___ Material provided
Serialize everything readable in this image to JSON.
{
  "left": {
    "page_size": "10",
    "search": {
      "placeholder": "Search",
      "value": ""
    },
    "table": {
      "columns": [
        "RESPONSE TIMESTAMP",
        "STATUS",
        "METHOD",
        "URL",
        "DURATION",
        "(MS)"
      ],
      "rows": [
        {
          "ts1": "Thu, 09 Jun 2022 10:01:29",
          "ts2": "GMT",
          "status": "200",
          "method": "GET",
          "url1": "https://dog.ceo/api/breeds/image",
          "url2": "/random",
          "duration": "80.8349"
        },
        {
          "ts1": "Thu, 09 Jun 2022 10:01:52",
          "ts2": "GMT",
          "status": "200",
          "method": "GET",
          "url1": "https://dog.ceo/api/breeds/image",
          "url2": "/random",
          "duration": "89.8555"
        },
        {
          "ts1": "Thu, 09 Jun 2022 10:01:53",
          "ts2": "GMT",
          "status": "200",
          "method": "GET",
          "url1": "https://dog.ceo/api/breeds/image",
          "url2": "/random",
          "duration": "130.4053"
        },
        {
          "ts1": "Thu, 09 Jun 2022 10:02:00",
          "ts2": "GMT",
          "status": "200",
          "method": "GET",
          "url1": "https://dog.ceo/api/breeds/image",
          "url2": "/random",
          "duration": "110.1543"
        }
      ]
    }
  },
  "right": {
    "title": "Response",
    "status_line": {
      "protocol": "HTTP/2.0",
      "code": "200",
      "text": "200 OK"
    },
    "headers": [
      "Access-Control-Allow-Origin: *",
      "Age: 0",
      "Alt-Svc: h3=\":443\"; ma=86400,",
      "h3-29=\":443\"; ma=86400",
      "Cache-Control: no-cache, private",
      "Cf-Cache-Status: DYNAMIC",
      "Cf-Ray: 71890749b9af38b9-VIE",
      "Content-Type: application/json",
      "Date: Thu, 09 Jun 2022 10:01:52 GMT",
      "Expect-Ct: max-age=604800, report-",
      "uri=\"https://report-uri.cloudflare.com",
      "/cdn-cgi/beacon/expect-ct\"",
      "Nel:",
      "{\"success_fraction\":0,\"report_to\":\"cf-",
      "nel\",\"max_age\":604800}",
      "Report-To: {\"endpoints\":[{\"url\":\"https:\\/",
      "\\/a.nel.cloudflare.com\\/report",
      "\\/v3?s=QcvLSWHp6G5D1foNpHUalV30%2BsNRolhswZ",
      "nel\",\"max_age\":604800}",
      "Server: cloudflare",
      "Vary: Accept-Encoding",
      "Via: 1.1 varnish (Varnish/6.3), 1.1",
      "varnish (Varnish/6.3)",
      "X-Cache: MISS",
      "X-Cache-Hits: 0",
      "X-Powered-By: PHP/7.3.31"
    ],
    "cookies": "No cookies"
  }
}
______
_Problem to solve_
Repeat the records above exactly, from the first line to the last.

_The solution_
Serialize everything readable in this image to JSON.
{
  "left": {
    "page_size": "10",
    "search": {
      "placeholder": "Search",
      "value": ""
    },
    "table": {
      "columns": [
        "RESPONSE TIMESTAMP",
        "STATUS",
        "METHOD",
        "URL",
        "DURATION",
        "(MS)"
      ],
      "rows": [
        {
          "ts1": "Thu, 09 Jun 2022 10:01:29",
          "ts2": "GMT",
          "status": "200",
          "method": "GET",
          "url1": "https://dog.ceo/api/breeds/image",
          "url2": "/random",
          "duration": "80.8349"
        },
        {
          "ts1": "Thu, 09 Jun 2022 10:01:52",
          "ts2": "GMT",
          "status": "200",
          "method": "GET",
          "url1": "https://dog.ceo/api/breeds/image",
          "url2": "/random",
          "duration": "89.8555"
        },
        {
          "ts1": "Thu, 09 Jun 2022 10:01:53",
          "ts2": "GMT",
          "status": "200",
          "method": "GET",
          "url1": "https://dog.ceo/api/breeds/image",
          "url2": "/random",
          "duration": "130.4053"
        },
        {
          "ts1": "Thu, 09 Jun 2022 10:02:00",
          "ts2": "GMT",
          "status": "200",
          "method": "GET",
          "url1": "https://dog.ceo/api/breeds/image",
          "url2": "/random",
          "duration": "110.1543"
        }
      ]
    }
  },
  "right": {
    "title": "Response",
    "status_line": {
      "protocol": "HTTP/2.0",
      "code": "200",
      "text": "200 OK"
    },
    "headers": [
      "Access-Control-Allow-Origin: *",
      "Age: 0",
      "Alt-Svc: h3=\":443\"; ma=86400,",
      "h3-29=\":443\"; ma=86400",
      "Cache-Control: no-cache, private",
      "Cf-Cache-Status: DYNAMIC",
      "Cf-Ray: 71890749b9af38b9-VIE",
      "Content-Type: application/json",
      "Date: Thu, 09 Jun 2022 10:01:52 GMT",
      "Expect-Ct: max-age=604800, report-",
      "uri=\"https://report-uri.cloudflare.com",
      "/cdn-cgi/beacon/expect-ct\"",
      "Nel:",
      "{\"success_fraction\":0,\"report_to\":\"cf-",
      "nel\",\"max_age\":604800}",
      "Report-To: {\"endpoints\":[{\"url\":\"https:\\/",
      "\\/a.nel.cloudflare.com\\/report",
      "\\/v3?s=QcvLSWHp6G5D1foNpHUalV30%2BsNRolhswZ",
      "nel\",\"max_age\":604800}",
      "Server: cloudflare",
      "Vary: Accept-Encoding",
      "Via: 1.1 varnish (Varnish/6.3), 1.1",
      "varnish (Varnish/6.3)",
      "X-Cache: MISS",
      "X-Cache-Hits: 0",
      "X-Powered-By: PHP/7.3.31"
    ],
    "cookies": "No cookies"
  }
}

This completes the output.